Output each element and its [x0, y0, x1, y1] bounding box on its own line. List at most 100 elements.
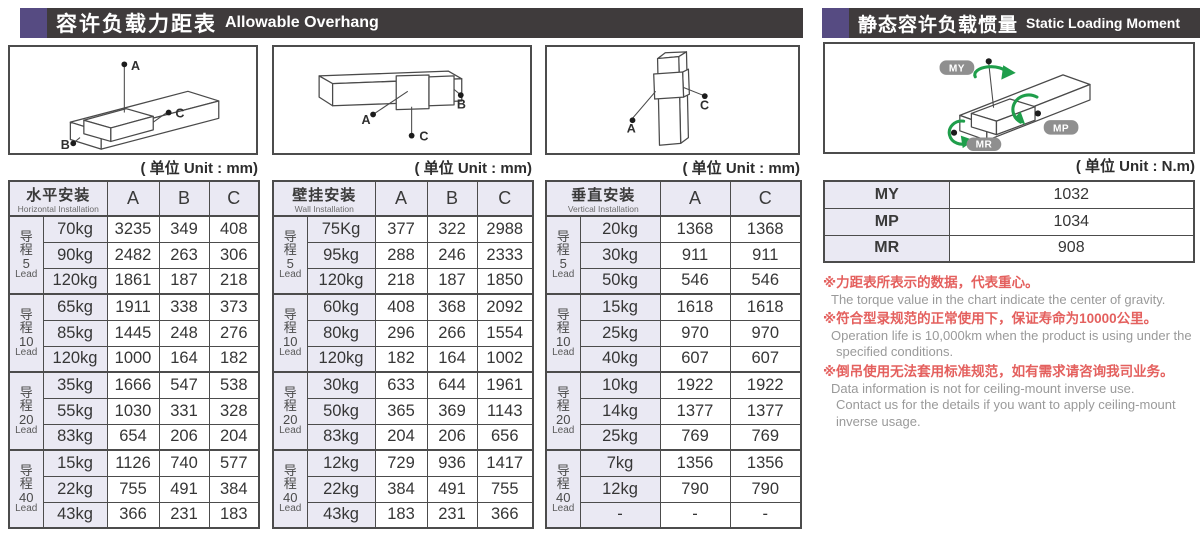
value-cell: 204	[208, 423, 260, 451]
table-row: 12kg 790 790	[546, 475, 802, 503]
value-cell: 296	[374, 319, 428, 347]
value-cell: 491	[158, 475, 210, 503]
lead-group-label: 导程 5 Lead	[8, 215, 44, 295]
section-title-zh: 静态容许负载惯量	[858, 14, 1019, 36]
value-cell: 911	[729, 241, 802, 269]
mp-arrowhead	[1013, 111, 1026, 125]
load-cell: 43kg	[42, 501, 108, 529]
table-row: 25kg 769 769	[546, 423, 802, 451]
value-cell: 365	[374, 397, 428, 425]
table-row: 25kg 970 970	[546, 319, 802, 347]
carriage-front	[995, 106, 1036, 136]
table-row: 120kg 1000 164 182	[9, 345, 260, 373]
value-cell: 1356	[659, 449, 731, 477]
value-cell: 755	[476, 475, 534, 503]
table-row: 导程 10 Lead 65kg 1911 338 373	[8, 293, 260, 373]
note-en: The torque value in the chart indicate t…	[831, 291, 1166, 307]
carriage-front	[395, 74, 430, 111]
moment-row: MP 1034	[823, 207, 1195, 236]
value-cell: 248	[158, 319, 210, 347]
table-row: 导程 10 Lead 60kg 408 368 2092	[272, 293, 534, 373]
note-zh: ※力距表所表示的数据，代表重心。	[823, 275, 1039, 290]
load-cell: 7kg	[579, 449, 661, 477]
table-row: 43kg 366 231 183	[9, 501, 260, 529]
value-cell: 607	[659, 345, 731, 373]
rail-front	[656, 56, 682, 146]
value-cell: 1445	[106, 319, 160, 347]
table-row: 120kg 218 187 1850	[273, 267, 534, 295]
value-cell: 349	[158, 215, 210, 243]
value-cell: 1554	[476, 319, 534, 347]
value-cell: 384	[208, 475, 260, 503]
section-header-body: 容许负载力距表 Allowable Overhang	[47, 8, 803, 38]
load-cell: 43kg	[306, 501, 376, 529]
point-c-label: C	[419, 129, 428, 143]
value-cell: 1002	[476, 345, 534, 373]
value-cell: 538	[208, 371, 260, 399]
value-cell: 1922	[729, 371, 802, 399]
value-cell: 970	[729, 319, 802, 347]
point-b-dot	[70, 140, 77, 147]
point-c-dot	[701, 93, 708, 100]
unit-label-nm: ( 单位 Unit : N.m)	[1075, 158, 1195, 175]
lead-group-label: 导程 20 Lead	[272, 371, 308, 451]
vertical-installation-diagram: A C	[545, 45, 800, 155]
value-cell: 369	[426, 397, 478, 425]
table-row: 120kg 182 164 1002	[273, 345, 534, 373]
value-cell: 1368	[729, 215, 802, 243]
value-cell: 306	[208, 241, 260, 269]
value-cell: 183	[208, 501, 260, 529]
value-cell: 408	[208, 215, 260, 243]
column-header-b: B	[426, 180, 478, 217]
table-row: 导程 40 Lead 15kg 1126 740 577	[8, 449, 260, 529]
value-cell: 656	[476, 423, 534, 451]
value-cell: 218	[374, 267, 428, 295]
point-b-label: B	[61, 138, 70, 152]
mp-badge	[1043, 120, 1079, 135]
static-moment-diagram: MY MP MR	[823, 42, 1195, 154]
value-cell: 1911	[106, 293, 160, 321]
value-cell: 491	[426, 475, 478, 503]
load-cell: 120kg	[42, 267, 108, 295]
point-b-dot	[457, 92, 464, 99]
mr-axis-dot	[950, 129, 958, 136]
value-cell: 1861	[106, 267, 160, 295]
end-block	[428, 75, 455, 107]
rail-front	[100, 100, 220, 150]
table-row: 22kg 755 491 384	[9, 475, 260, 503]
moment-label: MY	[823, 180, 950, 209]
value-cell: 936	[426, 449, 478, 477]
table-row: 导程 40 Lead 7kg 1356 1356	[545, 449, 802, 529]
accent-square-icon	[20, 8, 47, 38]
value-cell: 206	[158, 423, 210, 451]
table-title: 垂直安装 Vertical Installation	[545, 180, 661, 217]
mr-badge	[966, 137, 1002, 152]
load-cell: 95kg	[306, 241, 376, 269]
value-cell: 633	[374, 371, 428, 399]
value-cell: 231	[158, 501, 210, 529]
point-a-dot	[629, 117, 636, 124]
value-cell: 769	[659, 423, 731, 451]
value-cell: 970	[659, 319, 731, 347]
table-row: 导程 10 Lead 15kg 1618 1618	[545, 293, 802, 373]
mp-axis-dot	[1034, 110, 1042, 117]
moment-value: 908	[948, 234, 1195, 263]
value-cell: 1000	[106, 345, 160, 373]
horizontal-installation-table: 水平安装 Horizontal Installation A B C 导程 5 Lead 70k…	[8, 180, 261, 529]
lead-group-label: 导程 10 Lead	[545, 293, 581, 373]
value-cell: 328	[208, 397, 260, 425]
table-row: ---	[546, 501, 802, 529]
table-row: 导程 5 Lead 20kg 1368 1368	[545, 215, 802, 295]
load-cell: 70kg	[42, 215, 108, 243]
note-en: specified conditions.	[836, 344, 954, 360]
load-cell: 22kg	[306, 475, 376, 503]
point-c-label: C	[175, 106, 184, 120]
value-cell: 322	[426, 215, 478, 243]
load-cell: 50kg	[306, 397, 376, 425]
point-a-label: A	[131, 59, 140, 73]
static-moment-table: MY 1032 MP 1034 MR 908	[823, 180, 1195, 263]
note-en: Operation life is 10,000km when the prod…	[831, 327, 1192, 343]
load-cell: 120kg	[306, 345, 376, 373]
value-cell: 182	[208, 345, 260, 373]
value-cell: 1377	[659, 397, 731, 425]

To do: Turn all the rows above into a JSON list of strings, one string per line, with blank lines dropped and the pictures left out.

Result of this task:
[
  "Output each element and its [x0, y0, x1, y1] bounding box on its own line. List at most 100 elements.",
  "value-cell: 204\t[208, 423, 260, 451]",
  "table-row: 12kg 790 790\t[546, 475, 802, 503]",
  "value-cell: 296\t[374, 319, 428, 347]",
  "value-cell: 491\t[158, 475, 210, 503]",
  "lead-group-label: 导程 5 Lead\t[8, 215, 44, 295]",
  "section-title-zh: 静态容许负载惯量\t[858, 14, 1019, 36]",
  "value-cell: 911\t[729, 241, 802, 269]",
  "mp-arrowhead\t[1013, 111, 1026, 125]",
  "load-cell: 43kg\t[42, 501, 108, 529]",
  "table-row: 25kg 769 769\t[546, 423, 802, 451]",
  "value-cell: 365\t[374, 397, 428, 425]",
  "table-row: 25kg 970 970\t[546, 319, 802, 347]",
  "carriage-front\t[995, 106, 1036, 136]",
  "table-row: 120kg 1000 164 182\t[9, 345, 260, 373]",
  "value-cell: 1356\t[659, 449, 731, 477]",
  "value-cell: 755\t[476, 475, 534, 503]",
  "table-row: 导程 10 Lead 65kg 1911 338 373\t[8, 293, 260, 373]",
  "note-en: The torque value in the chart indicate t…\t[831, 291, 1166, 307]",
  "carriage-front\t[395, 74, 430, 111]",
  "moment-row: MP 1034\t[823, 207, 1195, 236]",
  "value-cell: 248\t[158, 319, 210, 347]",
  "table-row: 导程 10 Lead 60kg 408 368 2092\t[272, 293, 534, 373]",
  "note-zh: ※力距表所表示的数据，代表重心。\t[823, 275, 1039, 290]",
  "load-cell: 7kg\t[579, 449, 661, 477]",
  "table-row: 43kg 366 231 183\t[9, 501, 260, 529]",
  "value-cell: 607\t[659, 345, 731, 373]",
  "rail-front\t[656, 56, 682, 146]",
  "value-cell: 1445\t[106, 319, 160, 347]",
  "table-row: 120kg 218 187 1850\t[273, 267, 534, 295]",
  "value-cell: 349\t[158, 215, 210, 243]",
  "value-cell: 1554\t[476, 319, 534, 347]",
  "value-cell: 384\t[208, 475, 260, 503]",
  "section-header-body: 容许负载力距表 Allowable Overhang\t[47, 8, 803, 38]",
  "load-cell: 43kg\t[306, 501, 376, 529]",
  "point-c-label: C\t[419, 129, 428, 143]",
  "value-cell: 1002\t[476, 345, 534, 373]",
  "value-cell: 538\t[208, 371, 260, 399]",
  "value-cell: 1922\t[729, 371, 802, 399]",
  "value-cell: 970\t[729, 319, 802, 347]",
  "point-b-dot\t[70, 140, 77, 147]",
  "point-c-dot\t[701, 93, 708, 100]",
  "unit-label-nm: ( 单位 Unit : N.m)\t[1075, 158, 1195, 175]",
  "lead-group-label: 导程 20 Lead\t[272, 371, 308, 451]",
  "vertical-installation-diagram: A C\t[545, 45, 800, 155]",
  "value-cell: 369\t[426, 397, 478, 425]",
  "table-row: 120kg 182 164 1002\t[273, 345, 534, 373]",
  "value-cell: 1368\t[729, 215, 802, 243]",
  "value-cell: 306\t[208, 241, 260, 269]",
  "value-cell: 183\t[208, 501, 260, 529]",
  "value-cell: 408\t[208, 215, 260, 243]",
  "column-header-b: B\t[426, 180, 478, 217]",
  "table-row: 导程 40 Lead 15kg 1126 740 577\t[8, 449, 260, 529]",
  "value-cell: 656\t[476, 423, 534, 451]",
  "value-cell: 218\t[374, 267, 428, 295]",
  "point-b-label: B\t[61, 138, 70, 152]",
  "mp-badge\t[1043, 120, 1079, 135]",
  "static-moment-diagram: MY MP MR\t[823, 42, 1195, 154]",
  "value-cell: 1911\t[106, 293, 160, 321]",
  "value-cell: 491\t[426, 475, 478, 503]",
  "load-cell: 120kg\t[42, 267, 108, 295]",
  "point-b-dot\t[457, 92, 464, 99]",
  "mr-axis-dot\t[950, 129, 958, 136]",
  "value-cell: 1861\t[106, 267, 160, 295]",
  "end-block\t[428, 75, 455, 107]",
  "rail-front\t[100, 100, 220, 150]",
  "table-row: 22kg 755 491 384\t[9, 475, 260, 503]",
  "moment-label: MY\t[823, 180, 950, 209]",
  "value-cell: 936\t[426, 449, 478, 477]",
  "table-row: 导程 40 Lead 7kg 1356 1356\t[545, 449, 802, 529]",
  "accent-square-icon\t[20, 8, 47, 38]",
  "value-cell: 206\t[158, 423, 210, 451]",
  "table-title: 垂直安装 Vertical Installation\t[545, 180, 661, 217]",
  "mr-badge\t[966, 137, 1002, 152]",
  "load-cell: 95kg\t[306, 241, 376, 269]",
  "value-cell: 633\t[374, 371, 428, 399]",
  "value-cell: 231\t[158, 501, 210, 529]",
  "point-a-dot\t[629, 117, 636, 124]",
  "value-cell: 769\t[659, 423, 731, 451]",
  "value-cell: 970\t[659, 319, 731, 347]",
  "table-row: 导程 10 Lead 15kg 1618 1618\t[545, 293, 802, 373]",
  "mp-axis-dot\t[1034, 110, 1042, 117]",
  "moment-value: 908\t[948, 234, 1195, 263]",
  "value-cell: 1000\t[106, 345, 160, 373]",
  "horizontal-installation-table: 水平安装 Horizontal Installation A B C 导程 5 Lead 70k…\t[8, 180, 261, 529]",
  "lead-group-label: 导程 10 Lead\t[545, 293, 581, 373]",
  "value-cell: 328\t[208, 397, 260, 425]",
  "table-row: ---\t[546, 501, 802, 529]",
  "table-row: 导程 5 Lead 20kg 1368 1368\t[545, 215, 802, 295]",
  "load-cell: 70kg\t[42, 215, 108, 243]",
  "note-en: specified conditions.\t[836, 344, 954, 360]",
  "load-cell: 22kg\t[306, 475, 376, 503]",
  "point-c-label: C\t[175, 106, 184, 120]",
  "value-cell: 322\t[426, 215, 478, 243]",
  "load-cell: 50kg\t[306, 397, 376, 425]",
  "point-a-label: A\t[131, 59, 140, 73]",
  "static-moment-table: MY 1032 MP 1034 MR 908\t[823, 180, 1195, 263]",
  "note-en: Operation life is 10,000km when the prod…\t[831, 327, 1192, 343]",
  "load-cell: 120kg\t[306, 345, 376, 373]",
  "value-cell: 182\t[208, 345, 260, 373]",
  "value-cell: 1377\t[659, 397, 731, 425]"
]